■ RECORDS SHOWN ■
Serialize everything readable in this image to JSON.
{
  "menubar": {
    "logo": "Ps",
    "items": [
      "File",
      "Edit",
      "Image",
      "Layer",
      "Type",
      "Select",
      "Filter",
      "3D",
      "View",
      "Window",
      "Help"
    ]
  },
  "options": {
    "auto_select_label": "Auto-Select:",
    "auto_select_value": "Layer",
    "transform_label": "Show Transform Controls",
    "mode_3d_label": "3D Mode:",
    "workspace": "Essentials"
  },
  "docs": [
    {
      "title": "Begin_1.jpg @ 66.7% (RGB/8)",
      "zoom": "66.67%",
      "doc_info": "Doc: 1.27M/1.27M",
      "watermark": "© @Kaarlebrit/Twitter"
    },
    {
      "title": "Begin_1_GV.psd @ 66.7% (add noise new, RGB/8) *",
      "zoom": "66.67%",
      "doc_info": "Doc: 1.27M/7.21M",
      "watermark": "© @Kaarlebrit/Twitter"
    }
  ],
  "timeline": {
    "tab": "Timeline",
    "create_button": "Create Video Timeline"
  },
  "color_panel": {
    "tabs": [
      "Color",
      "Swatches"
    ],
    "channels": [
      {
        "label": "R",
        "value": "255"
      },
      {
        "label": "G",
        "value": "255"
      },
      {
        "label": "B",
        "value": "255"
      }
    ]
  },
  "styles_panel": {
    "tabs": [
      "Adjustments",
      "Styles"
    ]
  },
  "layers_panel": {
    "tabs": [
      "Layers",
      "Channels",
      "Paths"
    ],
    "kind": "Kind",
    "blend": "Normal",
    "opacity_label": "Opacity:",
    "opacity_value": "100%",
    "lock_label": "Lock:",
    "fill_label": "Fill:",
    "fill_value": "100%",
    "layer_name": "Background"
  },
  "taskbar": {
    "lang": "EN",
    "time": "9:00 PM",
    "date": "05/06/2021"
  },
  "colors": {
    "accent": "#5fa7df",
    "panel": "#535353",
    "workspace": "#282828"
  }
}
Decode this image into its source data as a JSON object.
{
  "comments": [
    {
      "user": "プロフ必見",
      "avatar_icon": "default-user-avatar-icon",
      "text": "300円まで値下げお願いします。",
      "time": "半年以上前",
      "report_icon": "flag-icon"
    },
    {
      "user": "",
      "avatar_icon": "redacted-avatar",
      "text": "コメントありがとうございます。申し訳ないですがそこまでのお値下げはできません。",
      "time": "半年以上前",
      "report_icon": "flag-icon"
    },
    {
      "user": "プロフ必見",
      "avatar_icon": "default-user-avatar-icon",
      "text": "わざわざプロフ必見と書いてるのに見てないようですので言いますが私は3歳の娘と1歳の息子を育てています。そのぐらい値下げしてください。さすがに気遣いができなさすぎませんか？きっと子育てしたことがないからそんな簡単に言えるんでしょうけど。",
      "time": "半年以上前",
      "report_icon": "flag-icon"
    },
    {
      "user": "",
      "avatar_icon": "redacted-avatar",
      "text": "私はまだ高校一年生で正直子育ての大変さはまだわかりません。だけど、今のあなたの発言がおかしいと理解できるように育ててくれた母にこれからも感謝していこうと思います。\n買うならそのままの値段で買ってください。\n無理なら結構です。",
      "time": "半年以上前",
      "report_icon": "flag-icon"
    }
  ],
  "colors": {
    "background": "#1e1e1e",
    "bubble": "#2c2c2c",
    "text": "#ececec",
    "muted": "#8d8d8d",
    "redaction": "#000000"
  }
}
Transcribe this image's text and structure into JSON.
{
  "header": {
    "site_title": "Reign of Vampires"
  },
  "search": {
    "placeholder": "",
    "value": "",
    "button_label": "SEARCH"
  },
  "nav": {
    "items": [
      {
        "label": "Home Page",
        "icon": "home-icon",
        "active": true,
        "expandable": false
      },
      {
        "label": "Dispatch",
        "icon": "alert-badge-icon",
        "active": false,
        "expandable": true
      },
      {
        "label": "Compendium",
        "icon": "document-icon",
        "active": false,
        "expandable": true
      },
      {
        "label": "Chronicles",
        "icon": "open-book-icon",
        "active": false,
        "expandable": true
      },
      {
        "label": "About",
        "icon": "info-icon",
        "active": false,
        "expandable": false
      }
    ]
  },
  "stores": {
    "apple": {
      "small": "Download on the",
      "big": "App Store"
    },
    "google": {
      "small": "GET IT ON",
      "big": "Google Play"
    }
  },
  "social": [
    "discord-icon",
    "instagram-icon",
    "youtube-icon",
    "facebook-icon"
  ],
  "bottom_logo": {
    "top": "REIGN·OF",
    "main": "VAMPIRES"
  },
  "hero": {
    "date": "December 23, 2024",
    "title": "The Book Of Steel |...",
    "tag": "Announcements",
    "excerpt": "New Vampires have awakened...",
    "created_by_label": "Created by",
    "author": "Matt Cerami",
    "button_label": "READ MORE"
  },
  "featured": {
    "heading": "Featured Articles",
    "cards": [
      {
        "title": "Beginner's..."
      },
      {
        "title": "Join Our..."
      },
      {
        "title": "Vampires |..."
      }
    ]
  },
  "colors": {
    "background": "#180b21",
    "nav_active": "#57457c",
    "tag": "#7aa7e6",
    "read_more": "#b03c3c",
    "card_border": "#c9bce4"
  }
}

■ WHAT IS REQUIRED ■
Reproduce every line above without error.

■ RESULT FOR THIS EXERCISE ■
Serialize everything readable in this image to JSON.
{
  "menubar": {
    "logo": "Ps",
    "items": [
      "File",
      "Edit",
      "Image",
      "Layer",
      "Type",
      "Select",
      "Filter",
      "3D",
      "View",
      "Window",
      "Help"
    ]
  },
  "options": {
    "auto_select_label": "Auto-Select:",
    "auto_select_value": "Layer",
    "transform_label": "Show Transform Controls",
    "mode_3d_label": "3D Mode:",
    "workspace": "Essentials"
  },
  "docs": [
    {
      "title": "Begin_1.jpg @ 66.7% (RGB/8)",
      "zoom": "66.67%",
      "doc_info": "Doc: 1.27M/1.27M",
      "watermark": "© @Kaarlebrit/Twitter"
    },
    {
      "title": "Begin_1_GV.psd @ 66.7% (add noise new, RGB/8) *",
      "zoom": "66.67%",
      "doc_info": "Doc: 1.27M/7.21M",
      "watermark": "© @Kaarlebrit/Twitter"
    }
  ],
  "timeline": {
    "tab": "Timeline",
    "create_button": "Create Video Timeline"
  },
  "color_panel": {
    "tabs": [
      "Color",
      "Swatches"
    ],
    "channels": [
      {
        "label": "R",
        "value": "255"
      },
      {
        "label": "G",
        "value": "255"
      },
      {
        "label": "B",
        "value": "255"
      }
    ]
  },
  "styles_panel": {
    "tabs": [
      "Adjustments",
      "Styles"
    ]
  },
  "layers_panel": {
    "tabs": [
      "Layers",
      "Channels",
      "Paths"
    ],
    "kind": "Kind",
    "blend": "Normal",
    "opacity_label": "Opacity:",
    "opacity_value": "100%",
    "lock_label": "Lock:",
    "fill_label": "Fill:",
    "fill_value": "100%",
    "layer_name": "Background"
  },
  "taskbar": {
    "lang": "EN",
    "time": "9:00 PM",
    "date": "05/06/2021"
  },
  "colors": {
    "accent": "#5fa7df",
    "panel": "#535353",
    "workspace": "#282828"
  }
}
Decode this image into its source data as a JSON object.
{
  "comments": [
    {
      "user": "プロフ必見",
      "avatar_icon": "default-user-avatar-icon",
      "text": "300円まで値下げお願いします。",
      "time": "半年以上前",
      "report_icon": "flag-icon"
    },
    {
      "user": "",
      "avatar_icon": "redacted-avatar",
      "text": "コメントありがとうございます。申し訳ないですがそこまでのお値下げはできません。",
      "time": "半年以上前",
      "report_icon": "flag-icon"
    },
    {
      "user": "プロフ必見",
      "avatar_icon": "default-user-avatar-icon",
      "text": "わざわざプロフ必見と書いてるのに見てないようですので言いますが私は3歳の娘と1歳の息子を育てています。そのぐらい値下げしてください。さすがに気遣いができなさすぎませんか？きっと子育てしたことがないからそんな簡単に言えるんでしょうけど。",
      "time": "半年以上前",
      "report_icon": "flag-icon"
    },
    {
      "user": "",
      "avatar_icon": "redacted-avatar",
      "text": "私はまだ高校一年生で正直子育ての大変さはまだわかりません。だけど、今のあなたの発言がおかしいと理解できるように育ててくれた母にこれからも感謝していこうと思います。\n買うならそのままの値段で買ってください。\n無理なら結構です。",
      "time": "半年以上前",
      "report_icon": "flag-icon"
    }
  ],
  "colors": {
    "background": "#1e1e1e",
    "bubble": "#2c2c2c",
    "text": "#ececec",
    "muted": "#8d8d8d",
    "redaction": "#000000"
  }
}
Transcribe this image's text and structure into JSON.
{
  "header": {
    "site_title": "Reign of Vampires"
  },
  "search": {
    "placeholder": "",
    "value": "",
    "button_label": "SEARCH"
  },
  "nav": {
    "items": [
      {
        "label": "Home Page",
        "icon": "home-icon",
        "active": true,
        "expandable": false
      },
      {
        "label": "Dispatch",
        "icon": "alert-badge-icon",
        "active": false,
        "expandable": true
      },
      {
        "label": "Compendium",
        "icon": "document-icon",
        "active": false,
        "expandable": true
      },
      {
        "label": "Chronicles",
        "icon": "open-book-icon",
        "active": false,
        "expandable": true
      },
      {
        "label": "About",
        "icon": "info-icon",
        "active": false,
        "expandable": false
      }
    ]
  },
  "stores": {
    "apple": {
      "small": "Download on the",
      "big": "App Store"
    },
    "google": {
      "small": "GET IT ON",
      "big": "Google Play"
    }
  },
  "social": [
    "discord-icon",
    "instagram-icon",
    "youtube-icon",
    "facebook-icon"
  ],
  "bottom_logo": {
    "top": "REIGN·OF",
    "main": "VAMPIRES"
  },
  "hero": {
    "date": "December 23, 2024",
    "title": "The Book Of Steel |...",
    "tag": "Announcements",
    "excerpt": "New Vampires have awakened...",
    "created_by_label": "Created by",
    "author": "Matt Cerami",
    "button_label": "READ MORE"
  },
  "featured": {
    "heading": "Featured Articles",
    "cards": [
      {
        "title": "Beginner's..."
      },
      {
        "title": "Join Our..."
      },
      {
        "title": "Vampires |..."
      }
    ]
  },
  "colors": {
    "background": "#180b21",
    "nav_active": "#57457c",
    "tag": "#7aa7e6",
    "read_more": "#b03c3c",
    "card_border": "#c9bce4"
  }
}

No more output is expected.